Every record below should be written out exactly; pictures stay out.

(Data entries for graphics)
..............................

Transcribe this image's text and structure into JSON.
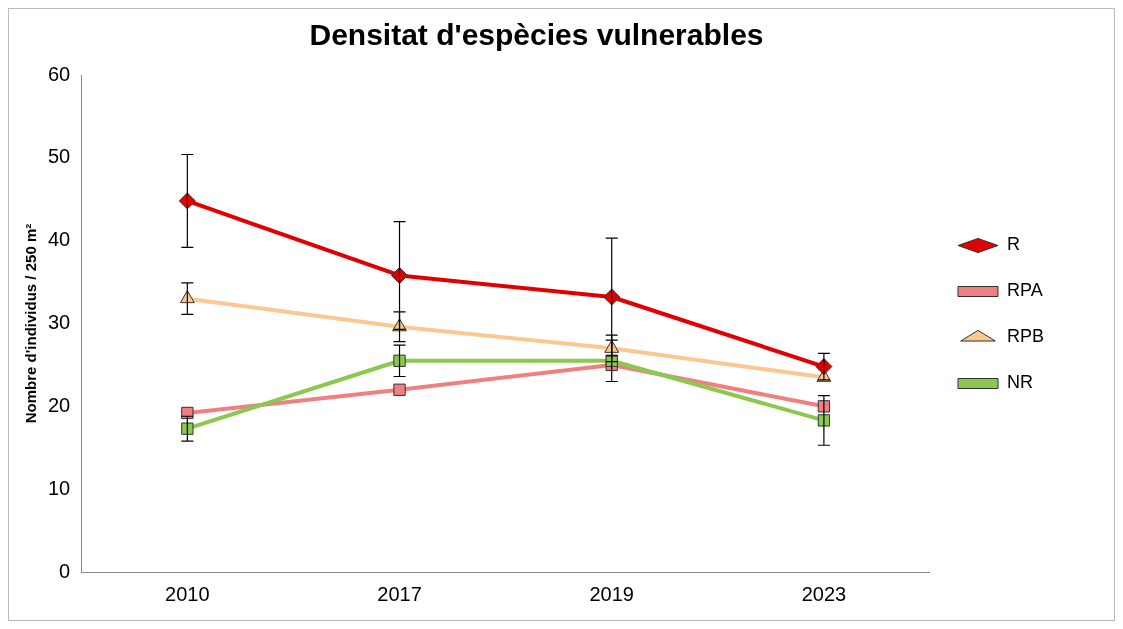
{
  "chart_data": {
    "type": "line",
    "title": "Densitat d'espècies vulnerables",
    "ylabel": "Nombre d'individus / 250 m²",
    "categories": [
      "2010",
      "2017",
      "2019",
      "2023"
    ],
    "series": [
      {
        "name": "R",
        "color": "#e00000",
        "marker": "diamond",
        "values": [
          44.8,
          35.8,
          33.2,
          24.8
        ],
        "errors": [
          5.6,
          6.5,
          7.1,
          1.6
        ]
      },
      {
        "name": "RPA",
        "color": "#f08080",
        "marker": "square",
        "values": [
          19.2,
          22,
          25,
          20
        ],
        "errors": [
          null,
          null,
          null,
          null
        ]
      },
      {
        "name": "RPB",
        "color": "#fac890",
        "marker": "triangle",
        "values": [
          33,
          29.6,
          27,
          23.5
        ],
        "errors": [
          1.9,
          1.8,
          1.6,
          null
        ]
      },
      {
        "name": "NR",
        "color": "#8cc850",
        "marker": "square",
        "values": [
          17.3,
          25.5,
          25.5,
          18.3
        ],
        "errors": [
          1.5,
          1.9,
          2.5,
          3
        ]
      }
    ],
    "ylim": [
      0,
      60
    ],
    "yticks": [
      0,
      10,
      20,
      30,
      40,
      50,
      60
    ],
    "grid": false,
    "legend": "right"
  }
}
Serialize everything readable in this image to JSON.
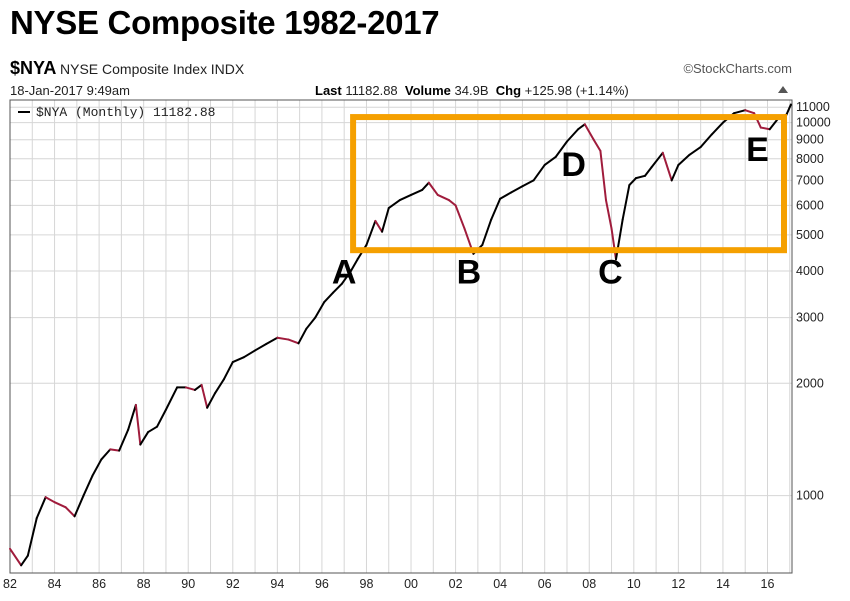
{
  "header": {
    "title": "NYSE Composite 1982-2017",
    "symbol": "$NYA",
    "index_name": "NYSE Composite Index",
    "exchange": "INDX",
    "datetime": "18-Jan-2017 9:49am",
    "last_label": "Last",
    "last_value": "11182.88",
    "volume_label": "Volume",
    "volume_value": "34.9B",
    "chg_label": "Chg",
    "chg_value": "+125.98 (+1.14%)",
    "watermark": "©StockCharts.com"
  },
  "chart_data": {
    "type": "line",
    "title": "NYSE Composite 1982-2017",
    "y_scale": "log",
    "ylim": [
      620,
      11500
    ],
    "xlim": [
      1982.0,
      2017.1
    ],
    "grid": true,
    "colors": {
      "up": "#000000",
      "down": "#a01c3c",
      "highlight_box": "#f5a000"
    },
    "legend": {
      "position": "top-left",
      "label": "$NYA (Monthly) 11182.88"
    },
    "x_ticks": [
      {
        "value": 1982,
        "label": "82"
      },
      {
        "value": 1984,
        "label": "84"
      },
      {
        "value": 1986,
        "label": "86"
      },
      {
        "value": 1988,
        "label": "88"
      },
      {
        "value": 1990,
        "label": "90"
      },
      {
        "value": 1992,
        "label": "92"
      },
      {
        "value": 1994,
        "label": "94"
      },
      {
        "value": 1996,
        "label": "96"
      },
      {
        "value": 1998,
        "label": "98"
      },
      {
        "value": 2000,
        "label": "00"
      },
      {
        "value": 2002,
        "label": "02"
      },
      {
        "value": 2004,
        "label": "04"
      },
      {
        "value": 2006,
        "label": "06"
      },
      {
        "value": 2008,
        "label": "08"
      },
      {
        "value": 2010,
        "label": "10"
      },
      {
        "value": 2012,
        "label": "12"
      },
      {
        "value": 2014,
        "label": "14"
      },
      {
        "value": 2016,
        "label": "16"
      }
    ],
    "y_ticks": [
      {
        "value": 11000,
        "label": "11000"
      },
      {
        "value": 10000,
        "label": "10000"
      },
      {
        "value": 9000,
        "label": "9000"
      },
      {
        "value": 8000,
        "label": "8000"
      },
      {
        "value": 7000,
        "label": "7000"
      },
      {
        "value": 6000,
        "label": "6000"
      },
      {
        "value": 5000,
        "label": "5000"
      },
      {
        "value": 4000,
        "label": "4000"
      },
      {
        "value": 3000,
        "label": "3000"
      },
      {
        "value": 2000,
        "label": "2000"
      },
      {
        "value": 1000,
        "label": "1000"
      }
    ],
    "series": [
      {
        "x": [
          1982.0,
          1982.5,
          1982.8,
          1983.2,
          1983.6,
          1984.0,
          1984.5,
          1984.9,
          1985.3,
          1985.7,
          1986.1,
          1986.5,
          1986.9,
          1987.3,
          1987.65,
          1987.85,
          1988.2,
          1988.6,
          1989.0,
          1989.5,
          1989.9,
          1990.3,
          1990.6,
          1990.85,
          1991.2,
          1991.6,
          1992.0,
          1992.5,
          1993.0,
          1993.5,
          1994.0,
          1994.5,
          1994.95,
          1995.3,
          1995.7,
          1996.1,
          1996.5,
          1996.9,
          1997.3,
          1997.6,
          1998.0,
          1998.4,
          1998.7,
          1999.0,
          1999.5,
          2000.0,
          2000.5,
          2000.8,
          2001.2,
          2001.7,
          2002.0,
          2002.4,
          2002.8,
          2003.2,
          2003.6,
          2004.0,
          2004.5,
          2005.0,
          2005.5,
          2006.0,
          2006.5,
          2007.0,
          2007.5,
          2007.8,
          2008.2,
          2008.5,
          2008.75,
          2009.0,
          2009.2,
          2009.5,
          2009.8,
          2010.1,
          2010.5,
          2010.8,
          2011.3,
          2011.7,
          2012.0,
          2012.5,
          2013.0,
          2013.5,
          2014.0,
          2014.5,
          2015.0,
          2015.4,
          2015.7,
          2016.1,
          2016.5,
          2016.85,
          2017.05
        ],
        "y": [
          720,
          650,
          690,
          870,
          990,
          960,
          930,
          880,
          1000,
          1130,
          1250,
          1330,
          1320,
          1500,
          1750,
          1370,
          1480,
          1530,
          1700,
          1950,
          1950,
          1920,
          1980,
          1720,
          1880,
          2050,
          2280,
          2350,
          2450,
          2550,
          2650,
          2620,
          2560,
          2800,
          3000,
          3300,
          3500,
          3700,
          4000,
          4300,
          4700,
          5450,
          5100,
          5900,
          6200,
          6400,
          6600,
          6900,
          6400,
          6200,
          6000,
          5200,
          4450,
          4700,
          5500,
          6250,
          6500,
          6750,
          7000,
          7700,
          8100,
          8900,
          9600,
          9900,
          9000,
          8400,
          6200,
          5200,
          4300,
          5500,
          6800,
          7100,
          7200,
          7600,
          8300,
          7000,
          7700,
          8200,
          8600,
          9300,
          10000,
          10600,
          10800,
          10600,
          9700,
          9600,
          10300,
          10500,
          11180
        ]
      }
    ],
    "annotations": [
      {
        "label": "A",
        "x": 1997.0,
        "y": 3700
      },
      {
        "label": "B",
        "x": 2002.6,
        "y": 3700
      },
      {
        "label": "C",
        "x": 2008.95,
        "y": 3700
      },
      {
        "label": "D",
        "x": 2007.3,
        "y": 7200
      },
      {
        "label": "E",
        "x": 2015.55,
        "y": 7900
      }
    ],
    "highlight_box": {
      "x_start": 1997.4,
      "x_end": 2017.05,
      "y_low": 4550,
      "y_high": 10350
    }
  }
}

..............................

■ **SOLUTION**
Transcribe this image's text and structure into JSON.
{
  "chart_data": {
    "type": "line",
    "title": "Densitat d'espècies vulnerables",
    "ylabel": "Nombre d'individus / 250 m²",
    "categories": [
      "2010",
      "2017",
      "2019",
      "2023"
    ],
    "series": [
      {
        "name": "R",
        "color": "#e00000",
        "marker": "diamond",
        "values": [
          44.8,
          35.8,
          33.2,
          24.8
        ],
        "errors": [
          5.6,
          6.5,
          7.1,
          1.6
        ]
      },
      {
        "name": "RPA",
        "color": "#f08080",
        "marker": "square",
        "values": [
          19.2,
          22,
          25,
          20
        ],
        "errors": [
          null,
          null,
          null,
          null
        ]
      },
      {
        "name": "RPB",
        "color": "#fac890",
        "marker": "triangle",
        "values": [
          33,
          29.6,
          27,
          23.5
        ],
        "errors": [
          1.9,
          1.8,
          1.6,
          null
        ]
      },
      {
        "name": "NR",
        "color": "#8cc850",
        "marker": "square",
        "values": [
          17.3,
          25.5,
          25.5,
          18.3
        ],
        "errors": [
          1.5,
          1.9,
          2.5,
          3
        ]
      }
    ],
    "ylim": [
      0,
      60
    ],
    "yticks": [
      0,
      10,
      20,
      30,
      40,
      50,
      60
    ],
    "grid": false,
    "legend": "right"
  }
}
Serialize everything readable in this image to JSON.
{
  "header": {
    "title": "NYSE Composite 1982-2017",
    "symbol": "$NYA",
    "index_name": "NYSE Composite Index",
    "exchange": "INDX",
    "datetime": "18-Jan-2017 9:49am",
    "last_label": "Last",
    "last_value": "11182.88",
    "volume_label": "Volume",
    "volume_value": "34.9B",
    "chg_label": "Chg",
    "chg_value": "+125.98 (+1.14%)",
    "watermark": "©StockCharts.com"
  },
  "chart_data": {
    "type": "line",
    "title": "NYSE Composite 1982-2017",
    "y_scale": "log",
    "ylim": [
      620,
      11500
    ],
    "xlim": [
      1982.0,
      2017.1
    ],
    "grid": true,
    "colors": {
      "up": "#000000",
      "down": "#a01c3c",
      "highlight_box": "#f5a000"
    },
    "legend": {
      "position": "top-left",
      "label": "$NYA (Monthly) 11182.88"
    },
    "x_ticks": [
      {
        "value": 1982,
        "label": "82"
      },
      {
        "value": 1984,
        "label": "84"
      },
      {
        "value": 1986,
        "label": "86"
      },
      {
        "value": 1988,
        "label": "88"
      },
      {
        "value": 1990,
        "label": "90"
      },
      {
        "value": 1992,
        "label": "92"
      },
      {
        "value": 1994,
        "label": "94"
      },
      {
        "value": 1996,
        "label": "96"
      },
      {
        "value": 1998,
        "label": "98"
      },
      {
        "value": 2000,
        "label": "00"
      },
      {
        "value": 2002,
        "label": "02"
      },
      {
        "value": 2004,
        "label": "04"
      },
      {
        "value": 2006,
        "label": "06"
      },
      {
        "value": 2008,
        "label": "08"
      },
      {
        "value": 2010,
        "label": "10"
      },
      {
        "value": 2012,
        "label": "12"
      },
      {
        "value": 2014,
        "label": "14"
      },
      {
        "value": 2016,
        "label": "16"
      }
    ],
    "y_ticks": [
      {
        "value": 11000,
        "label": "11000"
      },
      {
        "value": 10000,
        "label": "10000"
      },
      {
        "value": 9000,
        "label": "9000"
      },
      {
        "value": 8000,
        "label": "8000"
      },
      {
        "value": 7000,
        "label": "7000"
      },
      {
        "value": 6000,
        "label": "6000"
      },
      {
        "value": 5000,
        "label": "5000"
      },
      {
        "value": 4000,
        "label": "4000"
      },
      {
        "value": 3000,
        "label": "3000"
      },
      {
        "value": 2000,
        "label": "2000"
      },
      {
        "value": 1000,
        "label": "1000"
      }
    ],
    "series": [
      {
        "x": [
          1982.0,
          1982.5,
          1982.8,
          1983.2,
          1983.6,
          1984.0,
          1984.5,
          1984.9,
          1985.3,
          1985.7,
          1986.1,
          1986.5,
          1986.9,
          1987.3,
          1987.65,
          1987.85,
          1988.2,
          1988.6,
          1989.0,
          1989.5,
          1989.9,
          1990.3,
          1990.6,
          1990.85,
          1991.2,
          1991.6,
          1992.0,
          1992.5,
          1993.0,
          1993.5,
          1994.0,
          1994.5,
          1994.95,
          1995.3,
          1995.7,
          1996.1,
          1996.5,
          1996.9,
          1997.3,
          1997.6,
          1998.0,
          1998.4,
          1998.7,
          1999.0,
          1999.5,
          2000.0,
          2000.5,
          2000.8,
          2001.2,
          2001.7,
          2002.0,
          2002.4,
          2002.8,
          2003.2,
          2003.6,
          2004.0,
          2004.5,
          2005.0,
          2005.5,
          2006.0,
          2006.5,
          2007.0,
          2007.5,
          2007.8,
          2008.2,
          2008.5,
          2008.75,
          2009.0,
          2009.2,
          2009.5,
          2009.8,
          2010.1,
          2010.5,
          2010.8,
          2011.3,
          2011.7,
          2012.0,
          2012.5,
          2013.0,
          2013.5,
          2014.0,
          2014.5,
          2015.0,
          2015.4,
          2015.7,
          2016.1,
          2016.5,
          2016.85,
          2017.05
        ],
        "y": [
          720,
          650,
          690,
          870,
          990,
          960,
          930,
          880,
          1000,
          1130,
          1250,
          1330,
          1320,
          1500,
          1750,
          1370,
          1480,
          1530,
          1700,
          1950,
          1950,
          1920,
          1980,
          1720,
          1880,
          2050,
          2280,
          2350,
          2450,
          2550,
          2650,
          2620,
          2560,
          2800,
          3000,
          3300,
          3500,
          3700,
          4000,
          4300,
          4700,
          5450,
          5100,
          5900,
          6200,
          6400,
          6600,
          6900,
          6400,
          6200,
          6000,
          5200,
          4450,
          4700,
          5500,
          6250,
          6500,
          6750,
          7000,
          7700,
          8100,
          8900,
          9600,
          9900,
          9000,
          8400,
          6200,
          5200,
          4300,
          5500,
          6800,
          7100,
          7200,
          7600,
          8300,
          7000,
          7700,
          8200,
          8600,
          9300,
          10000,
          10600,
          10800,
          10600,
          9700,
          9600,
          10300,
          10500,
          11180
        ]
      }
    ],
    "annotations": [
      {
        "label": "A",
        "x": 1997.0,
        "y": 3700
      },
      {
        "label": "B",
        "x": 2002.6,
        "y": 3700
      },
      {
        "label": "C",
        "x": 2008.95,
        "y": 3700
      },
      {
        "label": "D",
        "x": 2007.3,
        "y": 7200
      },
      {
        "label": "E",
        "x": 2015.55,
        "y": 7900
      }
    ],
    "highlight_box": {
      "x_start": 1997.4,
      "x_end": 2017.05,
      "y_low": 4550,
      "y_high": 10350
    }
  }
}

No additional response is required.